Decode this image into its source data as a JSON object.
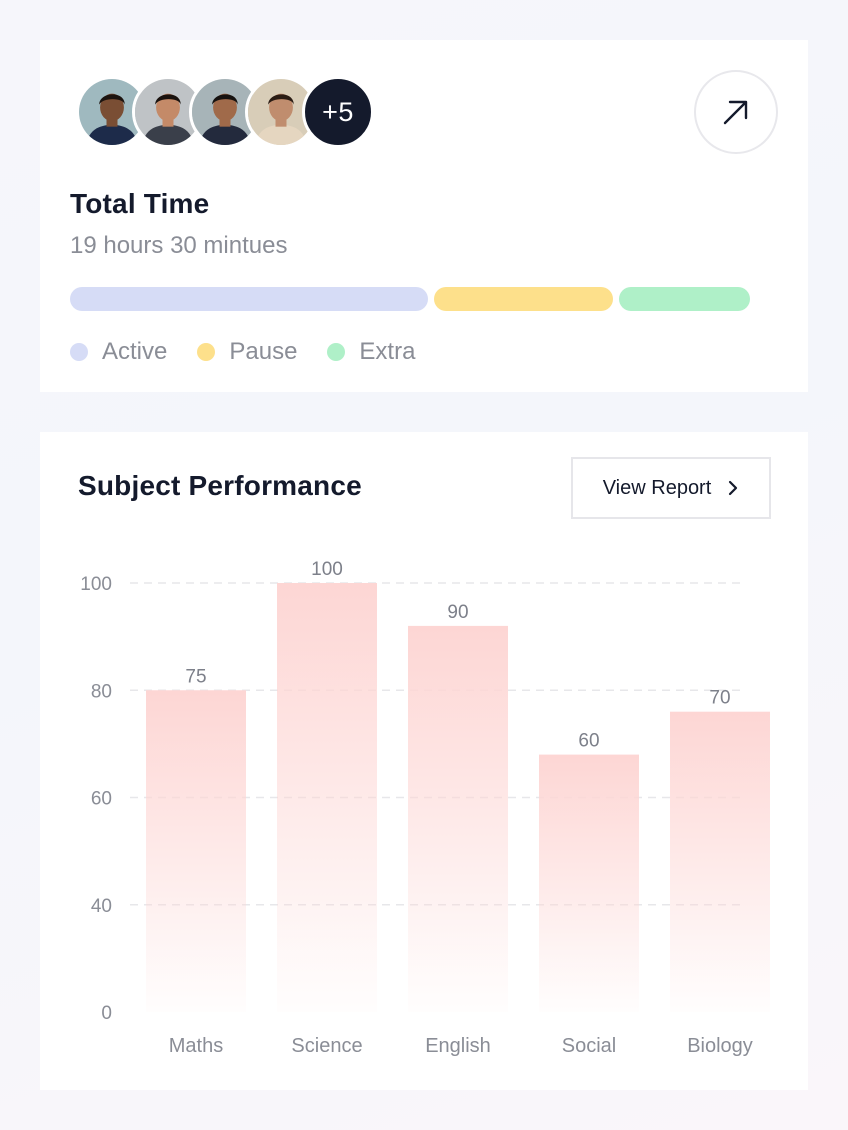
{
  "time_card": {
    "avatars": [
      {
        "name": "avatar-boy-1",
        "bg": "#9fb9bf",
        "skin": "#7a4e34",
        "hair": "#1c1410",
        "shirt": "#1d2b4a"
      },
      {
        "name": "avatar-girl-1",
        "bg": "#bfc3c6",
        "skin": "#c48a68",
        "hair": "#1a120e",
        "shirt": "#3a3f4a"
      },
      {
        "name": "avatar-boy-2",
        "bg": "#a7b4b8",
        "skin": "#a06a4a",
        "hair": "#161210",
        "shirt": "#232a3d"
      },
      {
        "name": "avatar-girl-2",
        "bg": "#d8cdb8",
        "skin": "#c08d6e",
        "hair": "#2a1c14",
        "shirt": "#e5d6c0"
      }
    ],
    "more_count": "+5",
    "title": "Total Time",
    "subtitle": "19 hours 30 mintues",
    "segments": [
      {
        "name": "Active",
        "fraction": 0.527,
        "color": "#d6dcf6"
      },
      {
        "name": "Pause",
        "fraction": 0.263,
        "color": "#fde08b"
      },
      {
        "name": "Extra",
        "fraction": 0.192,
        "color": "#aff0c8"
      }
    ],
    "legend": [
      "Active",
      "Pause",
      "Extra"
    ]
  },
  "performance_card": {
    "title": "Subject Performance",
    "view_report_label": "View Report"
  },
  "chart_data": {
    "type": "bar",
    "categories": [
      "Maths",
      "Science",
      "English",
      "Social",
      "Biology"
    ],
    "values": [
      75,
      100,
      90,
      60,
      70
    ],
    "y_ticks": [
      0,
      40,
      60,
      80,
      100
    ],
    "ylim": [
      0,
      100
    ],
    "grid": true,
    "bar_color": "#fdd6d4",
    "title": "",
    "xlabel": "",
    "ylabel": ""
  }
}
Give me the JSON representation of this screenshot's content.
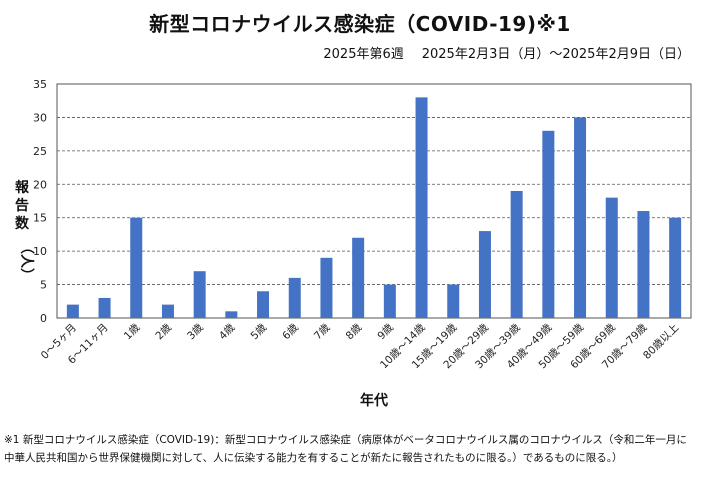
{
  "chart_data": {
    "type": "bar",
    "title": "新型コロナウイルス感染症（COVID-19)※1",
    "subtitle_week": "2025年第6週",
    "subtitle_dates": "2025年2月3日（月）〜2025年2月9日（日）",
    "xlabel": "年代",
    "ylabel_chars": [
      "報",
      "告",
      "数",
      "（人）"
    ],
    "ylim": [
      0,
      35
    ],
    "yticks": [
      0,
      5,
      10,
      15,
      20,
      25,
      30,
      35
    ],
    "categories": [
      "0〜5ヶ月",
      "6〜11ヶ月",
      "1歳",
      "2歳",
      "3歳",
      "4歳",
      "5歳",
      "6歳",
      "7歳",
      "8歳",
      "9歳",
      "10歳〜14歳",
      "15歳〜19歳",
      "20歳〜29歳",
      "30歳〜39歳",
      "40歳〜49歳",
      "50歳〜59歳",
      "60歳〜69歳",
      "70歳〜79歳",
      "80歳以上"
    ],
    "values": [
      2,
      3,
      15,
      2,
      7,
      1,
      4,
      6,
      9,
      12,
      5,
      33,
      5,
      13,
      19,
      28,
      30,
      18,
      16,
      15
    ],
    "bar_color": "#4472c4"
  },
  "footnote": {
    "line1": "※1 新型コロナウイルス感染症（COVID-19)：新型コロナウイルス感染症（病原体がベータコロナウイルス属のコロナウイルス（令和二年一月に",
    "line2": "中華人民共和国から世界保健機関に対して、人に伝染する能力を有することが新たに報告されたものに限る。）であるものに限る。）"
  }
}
__________________________________________________
Transcribe every record above exactly as written, leaving out any pictures.

[EXERCISE ANSWER]:
Decode this image into its source data as a JSON object.
{
  "time_card": {
    "avatars": [
      {
        "name": "avatar-boy-1",
        "bg": "#9fb9bf",
        "skin": "#7a4e34",
        "hair": "#1c1410",
        "shirt": "#1d2b4a"
      },
      {
        "name": "avatar-girl-1",
        "bg": "#bfc3c6",
        "skin": "#c48a68",
        "hair": "#1a120e",
        "shirt": "#3a3f4a"
      },
      {
        "name": "avatar-boy-2",
        "bg": "#a7b4b8",
        "skin": "#a06a4a",
        "hair": "#161210",
        "shirt": "#232a3d"
      },
      {
        "name": "avatar-girl-2",
        "bg": "#d8cdb8",
        "skin": "#c08d6e",
        "hair": "#2a1c14",
        "shirt": "#e5d6c0"
      }
    ],
    "more_count": "+5",
    "title": "Total Time",
    "subtitle": "19 hours 30 mintues",
    "segments": [
      {
        "name": "Active",
        "fraction": 0.527,
        "color": "#d6dcf6"
      },
      {
        "name": "Pause",
        "fraction": 0.263,
        "color": "#fde08b"
      },
      {
        "name": "Extra",
        "fraction": 0.192,
        "color": "#aff0c8"
      }
    ],
    "legend": [
      "Active",
      "Pause",
      "Extra"
    ]
  },
  "performance_card": {
    "title": "Subject Performance",
    "view_report_label": "View Report"
  },
  "chart_data": {
    "type": "bar",
    "categories": [
      "Maths",
      "Science",
      "English",
      "Social",
      "Biology"
    ],
    "values": [
      75,
      100,
      90,
      60,
      70
    ],
    "y_ticks": [
      0,
      40,
      60,
      80,
      100
    ],
    "ylim": [
      0,
      100
    ],
    "grid": true,
    "bar_color": "#fdd6d4",
    "title": "",
    "xlabel": "",
    "ylabel": ""
  }
}
Give me the JSON representation of this screenshot's content.
{
  "chart_data": {
    "type": "bar",
    "title": "新型コロナウイルス感染症（COVID-19)※1",
    "subtitle_week": "2025年第6週",
    "subtitle_dates": "2025年2月3日（月）〜2025年2月9日（日）",
    "xlabel": "年代",
    "ylabel_chars": [
      "報",
      "告",
      "数",
      "（人）"
    ],
    "ylim": [
      0,
      35
    ],
    "yticks": [
      0,
      5,
      10,
      15,
      20,
      25,
      30,
      35
    ],
    "categories": [
      "0〜5ヶ月",
      "6〜11ヶ月",
      "1歳",
      "2歳",
      "3歳",
      "4歳",
      "5歳",
      "6歳",
      "7歳",
      "8歳",
      "9歳",
      "10歳〜14歳",
      "15歳〜19歳",
      "20歳〜29歳",
      "30歳〜39歳",
      "40歳〜49歳",
      "50歳〜59歳",
      "60歳〜69歳",
      "70歳〜79歳",
      "80歳以上"
    ],
    "values": [
      2,
      3,
      15,
      2,
      7,
      1,
      4,
      6,
      9,
      12,
      5,
      33,
      5,
      13,
      19,
      28,
      30,
      18,
      16,
      15
    ],
    "bar_color": "#4472c4"
  },
  "footnote": {
    "line1": "※1 新型コロナウイルス感染症（COVID-19)：新型コロナウイルス感染症（病原体がベータコロナウイルス属のコロナウイルス（令和二年一月に",
    "line2": "中華人民共和国から世界保健機関に対して、人に伝染する能力を有することが新たに報告されたものに限る。）であるものに限る。）"
  }
}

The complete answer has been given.